Objective:
Can you restate the records below word for word?

○ ○ ○ ○ ○

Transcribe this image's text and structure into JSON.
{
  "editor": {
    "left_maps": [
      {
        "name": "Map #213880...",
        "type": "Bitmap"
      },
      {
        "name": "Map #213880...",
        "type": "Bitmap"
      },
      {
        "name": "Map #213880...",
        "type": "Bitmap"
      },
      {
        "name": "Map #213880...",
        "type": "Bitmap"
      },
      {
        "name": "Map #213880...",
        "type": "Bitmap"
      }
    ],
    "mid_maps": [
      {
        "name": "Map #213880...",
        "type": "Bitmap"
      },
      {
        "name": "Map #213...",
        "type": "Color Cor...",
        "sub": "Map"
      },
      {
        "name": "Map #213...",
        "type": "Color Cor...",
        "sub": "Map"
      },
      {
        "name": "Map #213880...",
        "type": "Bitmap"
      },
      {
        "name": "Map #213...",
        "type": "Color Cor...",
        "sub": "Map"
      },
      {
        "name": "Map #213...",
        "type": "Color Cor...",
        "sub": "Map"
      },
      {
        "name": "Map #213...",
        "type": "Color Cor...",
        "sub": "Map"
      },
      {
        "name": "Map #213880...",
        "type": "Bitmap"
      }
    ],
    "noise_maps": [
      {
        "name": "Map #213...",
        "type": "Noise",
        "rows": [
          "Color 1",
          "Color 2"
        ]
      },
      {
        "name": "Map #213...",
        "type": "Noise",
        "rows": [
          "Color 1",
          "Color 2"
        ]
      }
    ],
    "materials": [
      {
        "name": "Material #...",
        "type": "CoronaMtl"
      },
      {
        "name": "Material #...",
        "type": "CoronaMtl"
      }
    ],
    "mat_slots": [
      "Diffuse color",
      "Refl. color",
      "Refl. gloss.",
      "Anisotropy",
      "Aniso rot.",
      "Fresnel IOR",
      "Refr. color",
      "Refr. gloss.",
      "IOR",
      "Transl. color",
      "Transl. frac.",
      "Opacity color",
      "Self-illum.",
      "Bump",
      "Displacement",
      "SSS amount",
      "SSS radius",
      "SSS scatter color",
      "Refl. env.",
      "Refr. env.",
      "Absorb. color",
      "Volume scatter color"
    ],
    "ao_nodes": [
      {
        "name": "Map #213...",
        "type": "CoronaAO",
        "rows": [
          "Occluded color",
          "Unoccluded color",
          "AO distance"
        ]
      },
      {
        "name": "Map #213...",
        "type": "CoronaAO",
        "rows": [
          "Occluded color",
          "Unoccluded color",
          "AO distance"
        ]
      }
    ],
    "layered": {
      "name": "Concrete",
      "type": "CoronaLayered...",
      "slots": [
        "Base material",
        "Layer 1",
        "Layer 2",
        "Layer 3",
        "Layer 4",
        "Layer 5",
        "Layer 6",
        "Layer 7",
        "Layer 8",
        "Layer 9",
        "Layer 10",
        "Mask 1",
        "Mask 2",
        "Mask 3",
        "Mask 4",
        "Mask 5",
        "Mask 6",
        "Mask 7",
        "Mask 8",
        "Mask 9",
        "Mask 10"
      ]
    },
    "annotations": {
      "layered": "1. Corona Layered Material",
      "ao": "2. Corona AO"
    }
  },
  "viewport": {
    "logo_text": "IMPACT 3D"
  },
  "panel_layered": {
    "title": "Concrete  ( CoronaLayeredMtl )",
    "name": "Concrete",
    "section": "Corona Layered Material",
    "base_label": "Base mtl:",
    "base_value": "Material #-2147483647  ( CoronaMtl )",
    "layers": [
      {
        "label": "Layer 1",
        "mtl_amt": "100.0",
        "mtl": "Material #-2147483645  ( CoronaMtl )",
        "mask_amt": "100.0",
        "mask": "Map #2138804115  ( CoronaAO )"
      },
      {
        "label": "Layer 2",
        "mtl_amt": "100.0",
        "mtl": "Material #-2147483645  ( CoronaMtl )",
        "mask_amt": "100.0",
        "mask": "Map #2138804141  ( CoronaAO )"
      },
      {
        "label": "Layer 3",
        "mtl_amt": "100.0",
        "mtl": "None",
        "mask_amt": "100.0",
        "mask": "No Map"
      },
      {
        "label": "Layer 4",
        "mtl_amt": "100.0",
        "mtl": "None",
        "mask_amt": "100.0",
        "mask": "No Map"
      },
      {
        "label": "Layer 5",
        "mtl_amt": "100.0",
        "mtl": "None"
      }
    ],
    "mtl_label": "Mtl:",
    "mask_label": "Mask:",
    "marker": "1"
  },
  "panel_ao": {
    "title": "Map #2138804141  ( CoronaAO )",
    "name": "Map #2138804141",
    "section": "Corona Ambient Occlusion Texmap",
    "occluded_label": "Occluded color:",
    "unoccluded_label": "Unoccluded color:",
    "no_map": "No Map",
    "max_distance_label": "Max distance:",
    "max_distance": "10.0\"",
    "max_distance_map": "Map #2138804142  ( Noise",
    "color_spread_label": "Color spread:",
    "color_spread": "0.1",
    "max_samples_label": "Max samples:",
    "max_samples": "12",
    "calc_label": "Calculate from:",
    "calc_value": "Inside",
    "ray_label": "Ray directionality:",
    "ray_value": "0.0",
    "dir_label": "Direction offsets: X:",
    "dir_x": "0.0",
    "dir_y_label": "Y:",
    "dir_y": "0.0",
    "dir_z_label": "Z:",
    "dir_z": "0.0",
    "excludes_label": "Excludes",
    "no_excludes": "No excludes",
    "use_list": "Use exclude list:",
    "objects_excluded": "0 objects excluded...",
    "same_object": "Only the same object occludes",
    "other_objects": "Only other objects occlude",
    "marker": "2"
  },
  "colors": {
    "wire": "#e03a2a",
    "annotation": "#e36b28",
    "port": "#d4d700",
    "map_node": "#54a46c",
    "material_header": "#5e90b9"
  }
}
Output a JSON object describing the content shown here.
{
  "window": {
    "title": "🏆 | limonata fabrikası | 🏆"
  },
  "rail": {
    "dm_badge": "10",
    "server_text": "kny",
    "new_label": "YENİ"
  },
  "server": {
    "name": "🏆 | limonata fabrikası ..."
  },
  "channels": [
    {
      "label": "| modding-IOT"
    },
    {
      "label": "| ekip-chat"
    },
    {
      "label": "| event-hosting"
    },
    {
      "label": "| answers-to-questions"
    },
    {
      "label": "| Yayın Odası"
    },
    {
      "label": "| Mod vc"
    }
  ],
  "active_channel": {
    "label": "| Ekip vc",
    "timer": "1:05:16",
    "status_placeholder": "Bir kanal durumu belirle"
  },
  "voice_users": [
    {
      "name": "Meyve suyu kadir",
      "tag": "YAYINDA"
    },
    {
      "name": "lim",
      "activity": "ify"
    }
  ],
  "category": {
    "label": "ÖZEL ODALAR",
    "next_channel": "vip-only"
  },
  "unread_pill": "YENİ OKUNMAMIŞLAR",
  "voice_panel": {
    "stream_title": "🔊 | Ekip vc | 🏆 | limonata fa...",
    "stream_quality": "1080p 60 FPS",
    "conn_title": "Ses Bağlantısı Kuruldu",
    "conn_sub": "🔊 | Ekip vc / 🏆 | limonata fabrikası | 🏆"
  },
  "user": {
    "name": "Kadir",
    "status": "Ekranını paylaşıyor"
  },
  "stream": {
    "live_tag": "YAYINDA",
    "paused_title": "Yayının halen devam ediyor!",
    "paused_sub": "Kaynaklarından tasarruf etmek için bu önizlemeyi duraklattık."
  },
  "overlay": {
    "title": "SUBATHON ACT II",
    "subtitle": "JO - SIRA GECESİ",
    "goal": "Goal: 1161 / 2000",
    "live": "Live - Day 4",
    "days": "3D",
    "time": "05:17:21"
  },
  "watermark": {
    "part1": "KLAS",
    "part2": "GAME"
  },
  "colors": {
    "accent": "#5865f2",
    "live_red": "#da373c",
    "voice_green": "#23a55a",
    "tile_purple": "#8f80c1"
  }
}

○ ○ ○ ○ ○

Reply to the exercise:
Transcribe this image's text and structure into JSON.
{
  "editor": {
    "left_maps": [
      {
        "name": "Map #213880...",
        "type": "Bitmap"
      },
      {
        "name": "Map #213880...",
        "type": "Bitmap"
      },
      {
        "name": "Map #213880...",
        "type": "Bitmap"
      },
      {
        "name": "Map #213880...",
        "type": "Bitmap"
      },
      {
        "name": "Map #213880...",
        "type": "Bitmap"
      }
    ],
    "mid_maps": [
      {
        "name": "Map #213880...",
        "type": "Bitmap"
      },
      {
        "name": "Map #213...",
        "type": "Color Cor...",
        "sub": "Map"
      },
      {
        "name": "Map #213...",
        "type": "Color Cor...",
        "sub": "Map"
      },
      {
        "name": "Map #213880...",
        "type": "Bitmap"
      },
      {
        "name": "Map #213...",
        "type": "Color Cor...",
        "sub": "Map"
      },
      {
        "name": "Map #213...",
        "type": "Color Cor...",
        "sub": "Map"
      },
      {
        "name": "Map #213...",
        "type": "Color Cor...",
        "sub": "Map"
      },
      {
        "name": "Map #213880...",
        "type": "Bitmap"
      }
    ],
    "noise_maps": [
      {
        "name": "Map #213...",
        "type": "Noise",
        "rows": [
          "Color 1",
          "Color 2"
        ]
      },
      {
        "name": "Map #213...",
        "type": "Noise",
        "rows": [
          "Color 1",
          "Color 2"
        ]
      }
    ],
    "materials": [
      {
        "name": "Material #...",
        "type": "CoronaMtl"
      },
      {
        "name": "Material #...",
        "type": "CoronaMtl"
      }
    ],
    "mat_slots": [
      "Diffuse color",
      "Refl. color",
      "Refl. gloss.",
      "Anisotropy",
      "Aniso rot.",
      "Fresnel IOR",
      "Refr. color",
      "Refr. gloss.",
      "IOR",
      "Transl. color",
      "Transl. frac.",
      "Opacity color",
      "Self-illum.",
      "Bump",
      "Displacement",
      "SSS amount",
      "SSS radius",
      "SSS scatter color",
      "Refl. env.",
      "Refr. env.",
      "Absorb. color",
      "Volume scatter color"
    ],
    "ao_nodes": [
      {
        "name": "Map #213...",
        "type": "CoronaAO",
        "rows": [
          "Occluded color",
          "Unoccluded color",
          "AO distance"
        ]
      },
      {
        "name": "Map #213...",
        "type": "CoronaAO",
        "rows": [
          "Occluded color",
          "Unoccluded color",
          "AO distance"
        ]
      }
    ],
    "layered": {
      "name": "Concrete",
      "type": "CoronaLayered...",
      "slots": [
        "Base material",
        "Layer 1",
        "Layer 2",
        "Layer 3",
        "Layer 4",
        "Layer 5",
        "Layer 6",
        "Layer 7",
        "Layer 8",
        "Layer 9",
        "Layer 10",
        "Mask 1",
        "Mask 2",
        "Mask 3",
        "Mask 4",
        "Mask 5",
        "Mask 6",
        "Mask 7",
        "Mask 8",
        "Mask 9",
        "Mask 10"
      ]
    },
    "annotations": {
      "layered": "1. Corona Layered Material",
      "ao": "2. Corona AO"
    }
  },
  "viewport": {
    "logo_text": "IMPACT 3D"
  },
  "panel_layered": {
    "title": "Concrete  ( CoronaLayeredMtl )",
    "name": "Concrete",
    "section": "Corona Layered Material",
    "base_label": "Base mtl:",
    "base_value": "Material #-2147483647  ( CoronaMtl )",
    "layers": [
      {
        "label": "Layer 1",
        "mtl_amt": "100.0",
        "mtl": "Material #-2147483645  ( CoronaMtl )",
        "mask_amt": "100.0",
        "mask": "Map #2138804115  ( CoronaAO )"
      },
      {
        "label": "Layer 2",
        "mtl_amt": "100.0",
        "mtl": "Material #-2147483645  ( CoronaMtl )",
        "mask_amt": "100.0",
        "mask": "Map #2138804141  ( CoronaAO )"
      },
      {
        "label": "Layer 3",
        "mtl_amt": "100.0",
        "mtl": "None",
        "mask_amt": "100.0",
        "mask": "No Map"
      },
      {
        "label": "Layer 4",
        "mtl_amt": "100.0",
        "mtl": "None",
        "mask_amt": "100.0",
        "mask": "No Map"
      },
      {
        "label": "Layer 5",
        "mtl_amt": "100.0",
        "mtl": "None"
      }
    ],
    "mtl_label": "Mtl:",
    "mask_label": "Mask:",
    "marker": "1"
  },
  "panel_ao": {
    "title": "Map #2138804141  ( CoronaAO )",
    "name": "Map #2138804141",
    "section": "Corona Ambient Occlusion Texmap",
    "occluded_label": "Occluded color:",
    "unoccluded_label": "Unoccluded color:",
    "no_map": "No Map",
    "max_distance_label": "Max distance:",
    "max_distance": "10.0\"",
    "max_distance_map": "Map #2138804142  ( Noise",
    "color_spread_label": "Color spread:",
    "color_spread": "0.1",
    "max_samples_label": "Max samples:",
    "max_samples": "12",
    "calc_label": "Calculate from:",
    "calc_value": "Inside",
    "ray_label": "Ray directionality:",
    "ray_value": "0.0",
    "dir_label": "Direction offsets: X:",
    "dir_x": "0.0",
    "dir_y_label": "Y:",
    "dir_y": "0.0",
    "dir_z_label": "Z:",
    "dir_z": "0.0",
    "excludes_label": "Excludes",
    "no_excludes": "No excludes",
    "use_list": "Use exclude list:",
    "objects_excluded": "0 objects excluded...",
    "same_object": "Only the same object occludes",
    "other_objects": "Only other objects occlude",
    "marker": "2"
  },
  "colors": {
    "wire": "#e03a2a",
    "annotation": "#e36b28",
    "port": "#d4d700",
    "map_node": "#54a46c",
    "material_header": "#5e90b9"
  }
}
Output a JSON object describing the content shown here.
{
  "window": {
    "title": "🏆 | limonata fabrikası | 🏆"
  },
  "rail": {
    "dm_badge": "10",
    "server_text": "kny",
    "new_label": "YENİ"
  },
  "server": {
    "name": "🏆 | limonata fabrikası ..."
  },
  "channels": [
    {
      "label": "| modding-IOT"
    },
    {
      "label": "| ekip-chat"
    },
    {
      "label": "| event-hosting"
    },
    {
      "label": "| answers-to-questions"
    },
    {
      "label": "| Yayın Odası"
    },
    {
      "label": "| Mod vc"
    }
  ],
  "active_channel": {
    "label": "| Ekip vc",
    "timer": "1:05:16",
    "status_placeholder": "Bir kanal durumu belirle"
  },
  "voice_users": [
    {
      "name": "Meyve suyu kadir",
      "tag": "YAYINDA"
    },
    {
      "name": "lim",
      "activity": "ify"
    }
  ],
  "category": {
    "label": "ÖZEL ODALAR",
    "next_channel": "vip-only"
  },
  "unread_pill": "YENİ OKUNMAMIŞLAR",
  "voice_panel": {
    "stream_title": "🔊 | Ekip vc | 🏆 | limonata fa...",
    "stream_quality": "1080p 60 FPS",
    "conn_title": "Ses Bağlantısı Kuruldu",
    "conn_sub": "🔊 | Ekip vc / 🏆 | limonata fabrikası | 🏆"
  },
  "user": {
    "name": "Kadir",
    "status": "Ekranını paylaşıyor"
  },
  "stream": {
    "live_tag": "YAYINDA",
    "paused_title": "Yayının halen devam ediyor!",
    "paused_sub": "Kaynaklarından tasarruf etmek için bu önizlemeyi duraklattık."
  },
  "overlay": {
    "title": "SUBATHON ACT II",
    "subtitle": "JO - SIRA GECESİ",
    "goal": "Goal: 1161 / 2000",
    "live": "Live - Day 4",
    "days": "3D",
    "time": "05:17:21"
  },
  "watermark": {
    "part1": "KLAS",
    "part2": "GAME"
  },
  "colors": {
    "accent": "#5865f2",
    "live_red": "#da373c",
    "voice_green": "#23a55a",
    "tile_purple": "#8f80c1"
  }
}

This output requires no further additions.